**WHAT IS REQUIRED**
Go through the listing below and list every line with "values".

»»

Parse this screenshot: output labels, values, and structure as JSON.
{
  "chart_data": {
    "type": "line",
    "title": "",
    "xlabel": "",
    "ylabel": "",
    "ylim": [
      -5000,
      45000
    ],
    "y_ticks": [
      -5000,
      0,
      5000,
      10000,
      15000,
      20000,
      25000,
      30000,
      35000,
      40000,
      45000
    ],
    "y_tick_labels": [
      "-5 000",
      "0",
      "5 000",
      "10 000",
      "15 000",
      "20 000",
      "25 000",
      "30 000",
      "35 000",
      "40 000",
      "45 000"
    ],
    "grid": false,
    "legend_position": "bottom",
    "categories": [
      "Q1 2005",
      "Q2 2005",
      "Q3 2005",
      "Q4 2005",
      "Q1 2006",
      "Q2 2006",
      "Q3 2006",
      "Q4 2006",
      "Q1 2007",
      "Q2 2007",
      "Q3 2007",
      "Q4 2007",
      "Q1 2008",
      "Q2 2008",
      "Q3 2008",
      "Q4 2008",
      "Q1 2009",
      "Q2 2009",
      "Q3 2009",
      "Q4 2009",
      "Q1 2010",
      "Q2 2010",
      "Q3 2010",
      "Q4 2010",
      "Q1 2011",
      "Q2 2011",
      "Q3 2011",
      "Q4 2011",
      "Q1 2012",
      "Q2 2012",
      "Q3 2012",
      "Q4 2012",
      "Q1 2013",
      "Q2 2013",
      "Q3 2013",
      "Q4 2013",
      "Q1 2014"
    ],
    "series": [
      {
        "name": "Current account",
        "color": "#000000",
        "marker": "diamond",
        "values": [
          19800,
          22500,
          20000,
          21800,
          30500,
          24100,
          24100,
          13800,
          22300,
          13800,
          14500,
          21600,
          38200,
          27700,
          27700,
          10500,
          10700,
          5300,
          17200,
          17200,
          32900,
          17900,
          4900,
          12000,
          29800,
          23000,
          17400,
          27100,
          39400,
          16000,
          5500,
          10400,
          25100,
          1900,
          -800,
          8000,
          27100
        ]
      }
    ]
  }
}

««

**SOLUTION**
Parse this screenshot: output labels, values, and structure as JSON.
        "values": [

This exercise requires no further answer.